## JOB
Of the lines in the listing, how many include the string "前事不忘"? Write the number and nothing else.

## DATASET RECORDS
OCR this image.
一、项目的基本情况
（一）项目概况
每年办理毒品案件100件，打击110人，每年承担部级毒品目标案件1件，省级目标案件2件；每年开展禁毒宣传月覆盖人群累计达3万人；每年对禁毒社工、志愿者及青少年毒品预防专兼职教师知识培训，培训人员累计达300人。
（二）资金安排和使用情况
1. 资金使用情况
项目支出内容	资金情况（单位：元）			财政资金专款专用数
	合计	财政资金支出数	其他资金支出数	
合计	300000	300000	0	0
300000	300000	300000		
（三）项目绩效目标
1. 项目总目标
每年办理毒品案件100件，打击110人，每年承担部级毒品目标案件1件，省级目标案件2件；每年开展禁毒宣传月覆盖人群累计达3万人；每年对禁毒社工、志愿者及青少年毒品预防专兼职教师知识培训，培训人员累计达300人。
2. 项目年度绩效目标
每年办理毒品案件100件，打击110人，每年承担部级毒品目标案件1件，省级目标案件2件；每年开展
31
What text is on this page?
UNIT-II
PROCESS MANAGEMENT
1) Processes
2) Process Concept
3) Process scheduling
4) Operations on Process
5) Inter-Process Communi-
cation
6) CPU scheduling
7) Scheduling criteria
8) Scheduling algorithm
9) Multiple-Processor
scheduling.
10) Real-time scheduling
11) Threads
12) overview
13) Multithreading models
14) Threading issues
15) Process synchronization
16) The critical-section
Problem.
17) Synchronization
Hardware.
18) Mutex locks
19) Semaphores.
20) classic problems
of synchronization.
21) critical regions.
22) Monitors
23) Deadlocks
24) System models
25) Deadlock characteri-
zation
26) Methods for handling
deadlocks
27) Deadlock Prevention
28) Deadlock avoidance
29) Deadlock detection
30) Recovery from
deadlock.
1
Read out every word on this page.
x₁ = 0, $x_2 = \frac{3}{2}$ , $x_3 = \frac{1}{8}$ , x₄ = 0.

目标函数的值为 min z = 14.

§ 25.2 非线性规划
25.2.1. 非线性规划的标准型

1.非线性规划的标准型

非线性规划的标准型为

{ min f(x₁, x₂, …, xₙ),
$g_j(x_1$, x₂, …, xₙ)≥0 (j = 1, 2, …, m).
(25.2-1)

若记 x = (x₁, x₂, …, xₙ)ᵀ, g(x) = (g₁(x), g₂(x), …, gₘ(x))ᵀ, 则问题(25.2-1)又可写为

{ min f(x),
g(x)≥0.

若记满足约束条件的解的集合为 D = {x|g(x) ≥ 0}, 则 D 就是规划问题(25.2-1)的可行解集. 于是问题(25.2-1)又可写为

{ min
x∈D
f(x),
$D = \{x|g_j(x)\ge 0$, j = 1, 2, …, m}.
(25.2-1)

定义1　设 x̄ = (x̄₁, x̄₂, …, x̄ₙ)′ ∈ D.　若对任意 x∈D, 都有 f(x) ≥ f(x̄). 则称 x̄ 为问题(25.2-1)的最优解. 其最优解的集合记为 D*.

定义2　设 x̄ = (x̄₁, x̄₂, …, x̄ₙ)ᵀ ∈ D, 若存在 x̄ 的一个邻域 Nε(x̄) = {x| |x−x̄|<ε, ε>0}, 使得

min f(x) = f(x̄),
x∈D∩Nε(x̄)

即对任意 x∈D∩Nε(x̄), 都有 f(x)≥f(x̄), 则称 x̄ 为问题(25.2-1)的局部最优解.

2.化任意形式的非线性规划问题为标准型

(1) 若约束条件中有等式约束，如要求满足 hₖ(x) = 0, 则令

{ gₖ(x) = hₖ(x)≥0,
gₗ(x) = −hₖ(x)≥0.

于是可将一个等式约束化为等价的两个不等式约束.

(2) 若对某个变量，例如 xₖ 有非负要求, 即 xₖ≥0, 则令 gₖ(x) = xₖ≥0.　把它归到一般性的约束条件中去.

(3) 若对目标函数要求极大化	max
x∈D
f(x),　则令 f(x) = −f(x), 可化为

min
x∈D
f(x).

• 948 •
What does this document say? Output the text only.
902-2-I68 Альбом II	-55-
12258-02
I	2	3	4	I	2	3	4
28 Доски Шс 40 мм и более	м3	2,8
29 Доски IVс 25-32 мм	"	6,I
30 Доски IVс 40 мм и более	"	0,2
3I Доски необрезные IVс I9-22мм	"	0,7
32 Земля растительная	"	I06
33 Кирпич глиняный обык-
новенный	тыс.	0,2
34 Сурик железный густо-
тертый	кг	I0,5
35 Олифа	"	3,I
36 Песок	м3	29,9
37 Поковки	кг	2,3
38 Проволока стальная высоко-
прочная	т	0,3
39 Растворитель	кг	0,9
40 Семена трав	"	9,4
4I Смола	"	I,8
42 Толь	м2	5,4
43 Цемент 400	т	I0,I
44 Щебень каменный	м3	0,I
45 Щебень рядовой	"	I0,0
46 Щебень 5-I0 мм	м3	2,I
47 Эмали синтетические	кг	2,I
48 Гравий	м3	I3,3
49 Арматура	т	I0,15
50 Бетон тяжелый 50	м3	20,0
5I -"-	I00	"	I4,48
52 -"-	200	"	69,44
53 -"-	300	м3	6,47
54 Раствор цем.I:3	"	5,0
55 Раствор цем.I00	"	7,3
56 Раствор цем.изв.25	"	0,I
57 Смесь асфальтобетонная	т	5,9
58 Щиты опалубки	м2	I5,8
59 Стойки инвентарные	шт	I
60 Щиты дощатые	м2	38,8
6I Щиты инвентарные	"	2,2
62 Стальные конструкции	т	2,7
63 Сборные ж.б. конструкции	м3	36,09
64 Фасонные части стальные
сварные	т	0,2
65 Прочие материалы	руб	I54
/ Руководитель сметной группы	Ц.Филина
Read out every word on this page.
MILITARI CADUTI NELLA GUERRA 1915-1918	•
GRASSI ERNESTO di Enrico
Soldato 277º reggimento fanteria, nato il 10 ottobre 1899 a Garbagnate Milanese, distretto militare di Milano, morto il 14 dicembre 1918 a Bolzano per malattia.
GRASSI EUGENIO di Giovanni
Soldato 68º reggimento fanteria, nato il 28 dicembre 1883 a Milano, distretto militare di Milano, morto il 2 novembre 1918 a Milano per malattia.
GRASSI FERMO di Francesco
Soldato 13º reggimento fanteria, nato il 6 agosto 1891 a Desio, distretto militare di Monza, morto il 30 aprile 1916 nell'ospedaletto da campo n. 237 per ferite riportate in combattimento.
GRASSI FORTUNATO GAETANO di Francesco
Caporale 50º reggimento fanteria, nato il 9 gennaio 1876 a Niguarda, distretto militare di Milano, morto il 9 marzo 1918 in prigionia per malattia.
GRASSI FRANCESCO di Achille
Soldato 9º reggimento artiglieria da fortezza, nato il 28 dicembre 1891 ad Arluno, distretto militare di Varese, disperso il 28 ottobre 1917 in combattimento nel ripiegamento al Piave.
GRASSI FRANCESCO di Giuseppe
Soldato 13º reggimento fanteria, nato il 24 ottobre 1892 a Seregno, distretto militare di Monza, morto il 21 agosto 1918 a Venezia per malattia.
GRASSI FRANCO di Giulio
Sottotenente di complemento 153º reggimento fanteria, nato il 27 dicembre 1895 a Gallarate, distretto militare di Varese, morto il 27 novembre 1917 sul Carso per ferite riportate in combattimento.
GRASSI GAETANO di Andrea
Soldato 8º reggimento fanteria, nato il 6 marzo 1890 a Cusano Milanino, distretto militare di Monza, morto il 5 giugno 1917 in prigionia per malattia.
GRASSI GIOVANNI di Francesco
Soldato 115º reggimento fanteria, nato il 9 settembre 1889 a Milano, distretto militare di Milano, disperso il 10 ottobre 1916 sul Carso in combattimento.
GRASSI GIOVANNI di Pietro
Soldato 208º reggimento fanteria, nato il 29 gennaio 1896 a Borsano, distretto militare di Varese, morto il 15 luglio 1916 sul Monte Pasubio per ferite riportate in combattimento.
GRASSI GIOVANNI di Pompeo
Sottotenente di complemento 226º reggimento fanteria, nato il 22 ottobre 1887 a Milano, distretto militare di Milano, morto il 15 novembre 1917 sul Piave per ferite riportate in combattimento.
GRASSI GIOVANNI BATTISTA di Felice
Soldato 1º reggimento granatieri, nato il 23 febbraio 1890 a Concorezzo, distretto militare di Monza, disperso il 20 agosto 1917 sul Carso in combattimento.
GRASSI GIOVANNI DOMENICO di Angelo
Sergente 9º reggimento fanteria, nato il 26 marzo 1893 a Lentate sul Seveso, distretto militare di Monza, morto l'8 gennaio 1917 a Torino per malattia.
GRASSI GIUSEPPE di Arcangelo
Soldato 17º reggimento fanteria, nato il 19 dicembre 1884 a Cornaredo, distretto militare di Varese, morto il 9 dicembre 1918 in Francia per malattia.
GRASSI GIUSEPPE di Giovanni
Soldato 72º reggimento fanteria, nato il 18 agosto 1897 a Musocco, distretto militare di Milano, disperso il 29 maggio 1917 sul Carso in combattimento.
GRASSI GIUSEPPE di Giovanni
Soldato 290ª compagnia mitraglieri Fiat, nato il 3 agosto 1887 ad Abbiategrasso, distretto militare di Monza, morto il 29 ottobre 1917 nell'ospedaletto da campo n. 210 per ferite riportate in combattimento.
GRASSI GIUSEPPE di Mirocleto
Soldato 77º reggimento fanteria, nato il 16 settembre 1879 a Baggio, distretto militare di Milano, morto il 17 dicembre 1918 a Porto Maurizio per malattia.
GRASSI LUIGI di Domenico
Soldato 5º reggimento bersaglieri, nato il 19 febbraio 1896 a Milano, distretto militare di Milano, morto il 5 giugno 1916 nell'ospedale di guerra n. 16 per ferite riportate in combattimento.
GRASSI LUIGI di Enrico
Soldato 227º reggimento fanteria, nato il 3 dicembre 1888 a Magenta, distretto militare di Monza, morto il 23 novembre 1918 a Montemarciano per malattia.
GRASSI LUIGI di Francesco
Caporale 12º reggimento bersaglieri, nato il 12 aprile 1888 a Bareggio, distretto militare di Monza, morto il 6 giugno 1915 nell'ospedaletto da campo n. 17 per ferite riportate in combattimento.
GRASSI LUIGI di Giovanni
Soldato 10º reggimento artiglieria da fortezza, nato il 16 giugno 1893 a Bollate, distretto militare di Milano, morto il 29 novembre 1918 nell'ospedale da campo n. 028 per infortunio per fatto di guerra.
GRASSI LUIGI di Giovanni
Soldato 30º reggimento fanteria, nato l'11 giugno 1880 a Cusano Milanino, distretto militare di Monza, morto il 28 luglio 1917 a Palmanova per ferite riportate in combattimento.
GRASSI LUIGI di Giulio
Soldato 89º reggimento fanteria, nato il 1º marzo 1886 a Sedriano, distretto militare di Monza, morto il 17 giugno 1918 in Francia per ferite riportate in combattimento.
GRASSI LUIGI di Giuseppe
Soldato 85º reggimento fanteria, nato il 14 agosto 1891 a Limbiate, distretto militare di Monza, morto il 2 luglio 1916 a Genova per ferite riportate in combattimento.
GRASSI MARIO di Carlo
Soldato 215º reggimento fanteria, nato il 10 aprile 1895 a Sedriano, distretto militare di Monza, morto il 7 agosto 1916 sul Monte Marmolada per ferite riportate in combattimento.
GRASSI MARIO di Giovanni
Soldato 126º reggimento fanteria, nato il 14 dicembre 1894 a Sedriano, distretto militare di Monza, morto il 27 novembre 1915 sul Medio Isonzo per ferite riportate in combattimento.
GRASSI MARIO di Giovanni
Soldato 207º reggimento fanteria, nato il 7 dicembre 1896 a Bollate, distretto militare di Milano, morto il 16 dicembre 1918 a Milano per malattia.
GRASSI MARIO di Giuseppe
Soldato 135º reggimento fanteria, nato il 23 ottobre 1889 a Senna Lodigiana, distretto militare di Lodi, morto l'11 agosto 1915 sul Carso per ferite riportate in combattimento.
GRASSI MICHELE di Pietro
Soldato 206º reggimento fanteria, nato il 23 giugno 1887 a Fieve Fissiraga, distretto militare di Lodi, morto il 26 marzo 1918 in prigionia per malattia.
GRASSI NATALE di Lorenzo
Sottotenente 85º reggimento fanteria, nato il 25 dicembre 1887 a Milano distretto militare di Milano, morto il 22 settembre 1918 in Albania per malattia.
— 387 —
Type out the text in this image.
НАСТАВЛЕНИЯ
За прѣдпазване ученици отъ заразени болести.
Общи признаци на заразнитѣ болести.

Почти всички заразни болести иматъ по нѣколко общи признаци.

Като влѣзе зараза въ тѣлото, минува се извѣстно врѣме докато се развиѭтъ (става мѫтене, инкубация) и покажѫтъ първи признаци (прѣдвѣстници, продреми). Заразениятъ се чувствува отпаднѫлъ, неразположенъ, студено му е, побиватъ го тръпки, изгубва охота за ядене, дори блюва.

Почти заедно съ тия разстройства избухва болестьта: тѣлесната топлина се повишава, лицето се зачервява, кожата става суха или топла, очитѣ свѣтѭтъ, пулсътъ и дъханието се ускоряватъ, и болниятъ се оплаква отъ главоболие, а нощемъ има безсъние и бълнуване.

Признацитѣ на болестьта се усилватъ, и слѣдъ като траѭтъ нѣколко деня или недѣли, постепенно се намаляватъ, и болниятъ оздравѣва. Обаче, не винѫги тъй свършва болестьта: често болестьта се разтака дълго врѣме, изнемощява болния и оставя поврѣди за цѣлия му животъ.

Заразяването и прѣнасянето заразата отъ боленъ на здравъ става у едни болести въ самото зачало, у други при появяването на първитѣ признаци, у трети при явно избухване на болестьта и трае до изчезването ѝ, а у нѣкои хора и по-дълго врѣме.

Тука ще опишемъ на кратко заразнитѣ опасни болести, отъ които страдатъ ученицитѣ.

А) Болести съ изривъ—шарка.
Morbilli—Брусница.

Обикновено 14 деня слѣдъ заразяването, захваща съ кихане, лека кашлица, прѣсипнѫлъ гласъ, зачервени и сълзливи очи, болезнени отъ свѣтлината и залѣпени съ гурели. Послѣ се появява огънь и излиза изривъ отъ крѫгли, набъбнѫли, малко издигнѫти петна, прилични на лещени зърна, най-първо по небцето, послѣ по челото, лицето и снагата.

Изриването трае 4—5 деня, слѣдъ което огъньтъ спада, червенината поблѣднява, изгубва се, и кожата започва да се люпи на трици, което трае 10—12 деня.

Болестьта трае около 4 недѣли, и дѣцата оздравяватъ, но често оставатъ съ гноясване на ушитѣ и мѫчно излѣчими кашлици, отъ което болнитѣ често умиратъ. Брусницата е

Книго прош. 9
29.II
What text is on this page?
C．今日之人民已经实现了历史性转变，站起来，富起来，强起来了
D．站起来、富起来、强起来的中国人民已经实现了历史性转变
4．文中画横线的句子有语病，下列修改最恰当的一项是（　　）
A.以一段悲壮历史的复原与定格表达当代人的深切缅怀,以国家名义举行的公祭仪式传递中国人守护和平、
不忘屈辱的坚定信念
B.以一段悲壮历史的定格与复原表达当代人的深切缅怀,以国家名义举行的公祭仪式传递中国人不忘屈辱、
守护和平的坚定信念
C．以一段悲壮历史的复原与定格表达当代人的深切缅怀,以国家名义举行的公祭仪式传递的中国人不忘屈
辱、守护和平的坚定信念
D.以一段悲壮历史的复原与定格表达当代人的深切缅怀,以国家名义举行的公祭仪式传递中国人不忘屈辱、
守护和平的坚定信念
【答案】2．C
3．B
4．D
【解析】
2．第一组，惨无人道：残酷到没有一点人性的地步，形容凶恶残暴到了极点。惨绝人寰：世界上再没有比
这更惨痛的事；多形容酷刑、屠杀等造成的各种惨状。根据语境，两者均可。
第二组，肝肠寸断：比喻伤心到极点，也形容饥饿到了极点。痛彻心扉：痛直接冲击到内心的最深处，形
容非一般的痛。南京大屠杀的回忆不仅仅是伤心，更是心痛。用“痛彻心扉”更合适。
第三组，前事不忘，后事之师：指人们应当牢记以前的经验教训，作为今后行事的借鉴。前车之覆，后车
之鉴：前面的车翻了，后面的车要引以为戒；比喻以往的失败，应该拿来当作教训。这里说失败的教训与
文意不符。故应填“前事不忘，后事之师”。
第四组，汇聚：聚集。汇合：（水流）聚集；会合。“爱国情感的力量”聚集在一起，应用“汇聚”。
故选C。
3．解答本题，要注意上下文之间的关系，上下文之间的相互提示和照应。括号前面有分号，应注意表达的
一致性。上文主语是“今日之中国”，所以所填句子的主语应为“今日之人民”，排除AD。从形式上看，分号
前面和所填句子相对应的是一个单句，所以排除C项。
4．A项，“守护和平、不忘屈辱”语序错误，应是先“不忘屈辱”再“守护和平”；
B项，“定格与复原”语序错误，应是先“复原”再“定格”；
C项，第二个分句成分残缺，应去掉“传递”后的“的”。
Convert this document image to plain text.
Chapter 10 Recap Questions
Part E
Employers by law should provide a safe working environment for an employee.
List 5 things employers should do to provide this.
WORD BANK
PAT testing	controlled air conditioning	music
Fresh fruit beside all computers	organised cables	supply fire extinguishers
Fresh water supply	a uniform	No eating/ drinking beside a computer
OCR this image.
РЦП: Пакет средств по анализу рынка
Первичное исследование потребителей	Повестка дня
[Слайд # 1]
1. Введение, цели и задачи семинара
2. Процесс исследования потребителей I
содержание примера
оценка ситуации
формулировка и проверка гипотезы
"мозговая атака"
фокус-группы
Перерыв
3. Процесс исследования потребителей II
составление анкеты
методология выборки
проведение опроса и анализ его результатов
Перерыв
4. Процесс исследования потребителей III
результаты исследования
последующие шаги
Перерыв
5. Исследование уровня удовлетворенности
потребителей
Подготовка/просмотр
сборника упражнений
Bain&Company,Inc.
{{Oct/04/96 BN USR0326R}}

## RESULT OF THE EXERCISE
2